Records about charts and figures

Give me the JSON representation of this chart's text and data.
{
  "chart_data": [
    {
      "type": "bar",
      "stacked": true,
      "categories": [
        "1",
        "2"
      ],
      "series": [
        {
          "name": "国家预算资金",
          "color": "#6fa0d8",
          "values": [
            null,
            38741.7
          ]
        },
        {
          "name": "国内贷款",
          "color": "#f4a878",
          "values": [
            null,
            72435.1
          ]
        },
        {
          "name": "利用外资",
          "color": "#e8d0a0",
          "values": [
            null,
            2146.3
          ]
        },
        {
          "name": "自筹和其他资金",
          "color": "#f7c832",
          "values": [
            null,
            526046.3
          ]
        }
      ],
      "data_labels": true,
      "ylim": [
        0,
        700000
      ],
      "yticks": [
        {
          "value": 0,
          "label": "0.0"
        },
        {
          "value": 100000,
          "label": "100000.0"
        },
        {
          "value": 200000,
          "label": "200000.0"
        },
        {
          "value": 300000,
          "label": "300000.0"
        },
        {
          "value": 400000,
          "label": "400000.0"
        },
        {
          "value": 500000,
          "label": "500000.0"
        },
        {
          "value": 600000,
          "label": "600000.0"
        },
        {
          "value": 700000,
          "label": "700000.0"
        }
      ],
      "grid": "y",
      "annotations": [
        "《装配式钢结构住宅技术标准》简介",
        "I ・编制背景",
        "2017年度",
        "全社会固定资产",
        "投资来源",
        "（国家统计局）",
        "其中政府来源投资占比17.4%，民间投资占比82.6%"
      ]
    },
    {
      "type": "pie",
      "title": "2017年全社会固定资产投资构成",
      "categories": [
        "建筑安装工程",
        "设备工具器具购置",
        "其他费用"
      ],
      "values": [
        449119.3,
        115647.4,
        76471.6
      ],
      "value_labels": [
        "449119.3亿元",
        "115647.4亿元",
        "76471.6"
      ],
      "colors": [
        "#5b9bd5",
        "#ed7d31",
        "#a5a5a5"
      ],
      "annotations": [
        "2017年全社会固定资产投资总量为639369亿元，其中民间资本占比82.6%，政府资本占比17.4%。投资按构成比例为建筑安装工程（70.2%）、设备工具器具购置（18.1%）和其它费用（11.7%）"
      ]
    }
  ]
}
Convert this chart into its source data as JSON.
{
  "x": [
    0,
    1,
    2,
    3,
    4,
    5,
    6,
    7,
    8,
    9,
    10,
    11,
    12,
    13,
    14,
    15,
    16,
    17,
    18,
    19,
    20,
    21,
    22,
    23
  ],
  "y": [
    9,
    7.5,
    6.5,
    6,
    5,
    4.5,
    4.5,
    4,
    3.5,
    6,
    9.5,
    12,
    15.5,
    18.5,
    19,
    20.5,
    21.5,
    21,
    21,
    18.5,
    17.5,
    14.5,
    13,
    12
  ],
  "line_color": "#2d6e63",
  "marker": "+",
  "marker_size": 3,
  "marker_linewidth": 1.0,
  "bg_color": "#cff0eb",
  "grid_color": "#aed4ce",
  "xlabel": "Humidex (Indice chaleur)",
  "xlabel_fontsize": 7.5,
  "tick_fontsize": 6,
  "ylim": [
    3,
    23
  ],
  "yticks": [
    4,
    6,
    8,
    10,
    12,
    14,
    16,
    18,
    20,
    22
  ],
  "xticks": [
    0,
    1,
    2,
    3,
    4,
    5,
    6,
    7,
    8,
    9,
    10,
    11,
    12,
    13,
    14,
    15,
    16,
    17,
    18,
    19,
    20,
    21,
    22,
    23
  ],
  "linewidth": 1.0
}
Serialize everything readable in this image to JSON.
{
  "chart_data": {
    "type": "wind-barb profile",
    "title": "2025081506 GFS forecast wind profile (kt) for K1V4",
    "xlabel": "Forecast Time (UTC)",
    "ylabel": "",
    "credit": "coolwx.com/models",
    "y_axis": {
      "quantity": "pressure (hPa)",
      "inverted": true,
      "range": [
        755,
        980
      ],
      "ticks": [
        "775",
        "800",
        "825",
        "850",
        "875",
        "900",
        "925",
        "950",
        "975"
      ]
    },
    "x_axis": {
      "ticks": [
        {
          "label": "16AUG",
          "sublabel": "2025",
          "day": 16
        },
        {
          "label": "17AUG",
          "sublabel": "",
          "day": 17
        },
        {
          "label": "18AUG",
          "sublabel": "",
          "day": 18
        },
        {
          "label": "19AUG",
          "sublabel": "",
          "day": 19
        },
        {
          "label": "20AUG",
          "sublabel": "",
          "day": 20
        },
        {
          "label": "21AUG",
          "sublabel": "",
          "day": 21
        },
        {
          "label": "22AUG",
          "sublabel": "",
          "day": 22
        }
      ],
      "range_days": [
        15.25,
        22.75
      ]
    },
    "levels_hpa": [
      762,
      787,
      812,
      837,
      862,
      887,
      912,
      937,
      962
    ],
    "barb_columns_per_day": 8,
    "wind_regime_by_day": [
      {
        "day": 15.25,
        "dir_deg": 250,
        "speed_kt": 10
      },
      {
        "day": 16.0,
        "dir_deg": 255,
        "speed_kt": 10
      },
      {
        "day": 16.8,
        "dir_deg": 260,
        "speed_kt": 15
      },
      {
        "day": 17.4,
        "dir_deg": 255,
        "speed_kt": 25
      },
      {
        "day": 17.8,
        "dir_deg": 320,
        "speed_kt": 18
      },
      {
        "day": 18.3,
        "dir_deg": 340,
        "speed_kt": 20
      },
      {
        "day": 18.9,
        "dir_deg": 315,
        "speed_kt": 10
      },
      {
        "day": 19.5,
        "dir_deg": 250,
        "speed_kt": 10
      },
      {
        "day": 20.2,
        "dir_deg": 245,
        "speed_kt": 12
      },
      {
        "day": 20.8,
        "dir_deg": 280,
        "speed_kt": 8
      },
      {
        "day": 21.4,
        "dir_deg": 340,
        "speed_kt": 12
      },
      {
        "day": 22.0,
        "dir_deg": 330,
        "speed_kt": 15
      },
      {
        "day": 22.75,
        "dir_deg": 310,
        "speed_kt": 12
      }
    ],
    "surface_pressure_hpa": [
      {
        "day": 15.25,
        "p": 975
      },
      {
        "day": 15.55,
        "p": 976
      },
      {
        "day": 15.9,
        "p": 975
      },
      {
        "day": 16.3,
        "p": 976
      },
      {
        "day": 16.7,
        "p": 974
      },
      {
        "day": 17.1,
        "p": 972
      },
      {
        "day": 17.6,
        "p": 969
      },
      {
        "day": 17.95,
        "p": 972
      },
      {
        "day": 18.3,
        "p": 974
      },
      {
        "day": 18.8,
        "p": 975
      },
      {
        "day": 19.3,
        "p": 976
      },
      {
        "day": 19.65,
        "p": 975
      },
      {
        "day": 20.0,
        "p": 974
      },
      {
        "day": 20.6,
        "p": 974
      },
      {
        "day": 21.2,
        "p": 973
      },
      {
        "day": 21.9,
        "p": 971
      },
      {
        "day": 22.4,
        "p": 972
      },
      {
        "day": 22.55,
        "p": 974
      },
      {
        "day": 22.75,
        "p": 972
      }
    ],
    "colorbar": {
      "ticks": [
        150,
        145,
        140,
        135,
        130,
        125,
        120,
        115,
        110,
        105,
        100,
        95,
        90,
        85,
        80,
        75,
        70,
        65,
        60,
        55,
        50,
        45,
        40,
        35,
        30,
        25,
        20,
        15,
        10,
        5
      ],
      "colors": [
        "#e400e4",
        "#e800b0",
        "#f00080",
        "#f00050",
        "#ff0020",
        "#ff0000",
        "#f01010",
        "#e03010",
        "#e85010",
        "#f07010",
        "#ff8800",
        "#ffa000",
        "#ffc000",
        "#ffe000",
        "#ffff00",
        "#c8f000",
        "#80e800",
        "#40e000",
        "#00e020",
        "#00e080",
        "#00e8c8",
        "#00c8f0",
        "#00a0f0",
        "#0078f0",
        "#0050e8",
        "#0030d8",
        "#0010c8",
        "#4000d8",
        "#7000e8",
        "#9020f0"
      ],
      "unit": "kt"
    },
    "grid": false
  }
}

WHAT YOU WILL DO >> Each line in the entries above that includes the string "title" should be extracted.

RESULT FOR THIS EXERCISE >>
      "title": "2017年全社会固定资产投资构成",
    "title": "2025081506 GFS forecast wind profile (kt) for K1V4",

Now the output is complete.